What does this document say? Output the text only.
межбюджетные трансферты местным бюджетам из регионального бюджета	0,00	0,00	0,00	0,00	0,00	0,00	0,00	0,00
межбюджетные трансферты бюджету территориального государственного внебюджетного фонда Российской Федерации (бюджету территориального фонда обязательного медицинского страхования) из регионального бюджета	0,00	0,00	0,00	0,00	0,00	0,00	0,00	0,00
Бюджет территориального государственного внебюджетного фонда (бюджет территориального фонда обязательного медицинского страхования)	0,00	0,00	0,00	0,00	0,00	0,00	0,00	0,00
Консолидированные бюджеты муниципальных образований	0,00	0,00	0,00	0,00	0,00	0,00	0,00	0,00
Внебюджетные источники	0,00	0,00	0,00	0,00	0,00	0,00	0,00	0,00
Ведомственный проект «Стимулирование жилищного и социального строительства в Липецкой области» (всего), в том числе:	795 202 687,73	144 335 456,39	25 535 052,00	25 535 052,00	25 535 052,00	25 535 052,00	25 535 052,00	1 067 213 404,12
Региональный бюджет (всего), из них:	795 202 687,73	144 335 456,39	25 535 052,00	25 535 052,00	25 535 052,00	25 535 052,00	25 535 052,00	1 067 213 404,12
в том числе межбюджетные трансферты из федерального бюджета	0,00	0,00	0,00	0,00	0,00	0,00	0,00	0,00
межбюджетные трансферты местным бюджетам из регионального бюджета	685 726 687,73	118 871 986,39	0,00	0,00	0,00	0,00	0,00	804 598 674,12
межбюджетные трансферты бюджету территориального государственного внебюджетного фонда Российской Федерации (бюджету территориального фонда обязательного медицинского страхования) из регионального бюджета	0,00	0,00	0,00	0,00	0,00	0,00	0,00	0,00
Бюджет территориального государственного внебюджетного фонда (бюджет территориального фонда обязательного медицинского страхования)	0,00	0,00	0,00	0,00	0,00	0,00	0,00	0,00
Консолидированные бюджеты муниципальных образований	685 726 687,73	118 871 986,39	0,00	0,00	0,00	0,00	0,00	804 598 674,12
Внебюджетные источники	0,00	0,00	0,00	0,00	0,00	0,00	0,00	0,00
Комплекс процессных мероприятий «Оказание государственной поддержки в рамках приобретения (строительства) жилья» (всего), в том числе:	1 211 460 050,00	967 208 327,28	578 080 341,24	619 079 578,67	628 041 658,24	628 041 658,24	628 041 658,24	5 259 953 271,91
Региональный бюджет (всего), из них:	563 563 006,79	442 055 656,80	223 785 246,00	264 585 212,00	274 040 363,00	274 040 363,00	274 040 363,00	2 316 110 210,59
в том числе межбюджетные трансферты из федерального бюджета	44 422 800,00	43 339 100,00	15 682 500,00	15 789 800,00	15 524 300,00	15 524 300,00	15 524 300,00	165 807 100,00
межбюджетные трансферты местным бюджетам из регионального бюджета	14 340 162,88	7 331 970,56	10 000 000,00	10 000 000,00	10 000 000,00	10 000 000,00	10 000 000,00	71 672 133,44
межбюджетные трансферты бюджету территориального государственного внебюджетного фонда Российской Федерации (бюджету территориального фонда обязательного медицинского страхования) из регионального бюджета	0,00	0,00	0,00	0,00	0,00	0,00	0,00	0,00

[YOUR INSTRUCTIONS]:
Output all of the material exactly as written.

[WRITTEN ANSWER]:
What does this document say? Output the text only.
межбюджетные трансферты местным бюджетам из регионального бюджета	0,00	0,00	0,00	0,00	0,00	0,00	0,00	0,00
межбюджетные трансферты бюджету территориального государственного внебюджетного фонда Российской Федерации (бюджету территориального фонда обязательного медицинского страхования) из регионального бюджета	0,00	0,00	0,00	0,00	0,00	0,00	0,00	0,00
Бюджет территориального государственного внебюджетного фонда (бюджет территориального фонда обязательного медицинского страхования)	0,00	0,00	0,00	0,00	0,00	0,00	0,00	0,00
Консолидированные бюджеты муниципальных образований	0,00	0,00	0,00	0,00	0,00	0,00	0,00	0,00
Внебюджетные источники	0,00	0,00	0,00	0,00	0,00	0,00	0,00	0,00
Ведомственный проект «Стимулирование жилищного и социального строительства в Липецкой области» (всего), в том числе:	795 202 687,73	144 335 456,39	25 535 052,00	25 535 052,00	25 535 052,00	25 535 052,00	25 535 052,00	1 067 213 404,12
Региональный бюджет (всего), из них:	795 202 687,73	144 335 456,39	25 535 052,00	25 535 052,00	25 535 052,00	25 535 052,00	25 535 052,00	1 067 213 404,12
в том числе межбюджетные трансферты из федерального бюджета	0,00	0,00	0,00	0,00	0,00	0,00	0,00	0,00
межбюджетные трансферты местным бюджетам из регионального бюджета	685 726 687,73	118 871 986,39	0,00	0,00	0,00	0,00	0,00	804 598 674,12
межбюджетные трансферты бюджету территориального государственного внебюджетного фонда Российской Федерации (бюджету территориального фонда обязательного медицинского страхования) из регионального бюджета	0,00	0,00	0,00	0,00	0,00	0,00	0,00	0,00
Бюджет территориального государственного внебюджетного фонда (бюджет территориального фонда обязательного медицинского страхования)	0,00	0,00	0,00	0,00	0,00	0,00	0,00	0,00
Консолидированные бюджеты муниципальных образований	685 726 687,73	118 871 986,39	0,00	0,00	0,00	0,00	0,00	804 598 674,12
Внебюджетные источники	0,00	0,00	0,00	0,00	0,00	0,00	0,00	0,00
Комплекс процессных мероприятий «Оказание государственной поддержки в рамках приобретения (строительства) жилья» (всего), в том числе:	1 211 460 050,00	967 208 327,28	578 080 341,24	619 079 578,67	628 041 658,24	628 041 658,24	628 041 658,24	5 259 953 271,91
Региональный бюджет (всего), из них:	563 563 006,79	442 055 656,80	223 785 246,00	264 585 212,00	274 040 363,00	274 040 363,00	274 040 363,00	2 316 110 210,59
в том числе межбюджетные трансферты из федерального бюджета	44 422 800,00	43 339 100,00	15 682 500,00	15 789 800,00	15 524 300,00	15 524 300,00	15 524 300,00	165 807 100,00
межбюджетные трансферты местным бюджетам из регионального бюджета	14 340 162,88	7 331 970,56	10 000 000,00	10 000 000,00	10 000 000,00	10 000 000,00	10 000 000,00	71 672 133,44
межбюджетные трансферты бюджету территориального государственного внебюджетного фонда Российской Федерации (бюджету территориального фонда обязательного медицинского страхования) из регионального бюджета	0,00	0,00	0,00	0,00	0,00	0,00	0,00	0,00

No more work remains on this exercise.